Source material →
# # #

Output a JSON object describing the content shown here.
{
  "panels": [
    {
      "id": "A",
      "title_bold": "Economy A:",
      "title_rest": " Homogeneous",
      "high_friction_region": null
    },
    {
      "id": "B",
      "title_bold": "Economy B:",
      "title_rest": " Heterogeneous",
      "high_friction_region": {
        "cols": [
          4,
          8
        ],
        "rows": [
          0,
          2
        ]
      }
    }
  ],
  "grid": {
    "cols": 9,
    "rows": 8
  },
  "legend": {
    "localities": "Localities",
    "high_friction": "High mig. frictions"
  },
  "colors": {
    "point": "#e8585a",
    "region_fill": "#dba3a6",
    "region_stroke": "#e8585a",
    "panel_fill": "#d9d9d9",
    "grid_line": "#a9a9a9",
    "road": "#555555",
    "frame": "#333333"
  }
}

# # #

Description of the task → All of the records must be repeated exactly.

Expected output →
Output a JSON object describing the content shown here.
{
  "panels": [
    {
      "id": "A",
      "title_bold": "Economy A:",
      "title_rest": " Homogeneous",
      "high_friction_region": null
    },
    {
      "id": "B",
      "title_bold": "Economy B:",
      "title_rest": " Heterogeneous",
      "high_friction_region": {
        "cols": [
          4,
          8
        ],
        "rows": [
          0,
          2
        ]
      }
    }
  ],
  "grid": {
    "cols": 9,
    "rows": 8
  },
  "legend": {
    "localities": "Localities",
    "high_friction": "High mig. frictions"
  },
  "colors": {
    "point": "#e8585a",
    "region_fill": "#dba3a6",
    "region_stroke": "#e8585a",
    "panel_fill": "#d9d9d9",
    "grid_line": "#a9a9a9",
    "road": "#555555",
    "frame": "#333333"
  }
}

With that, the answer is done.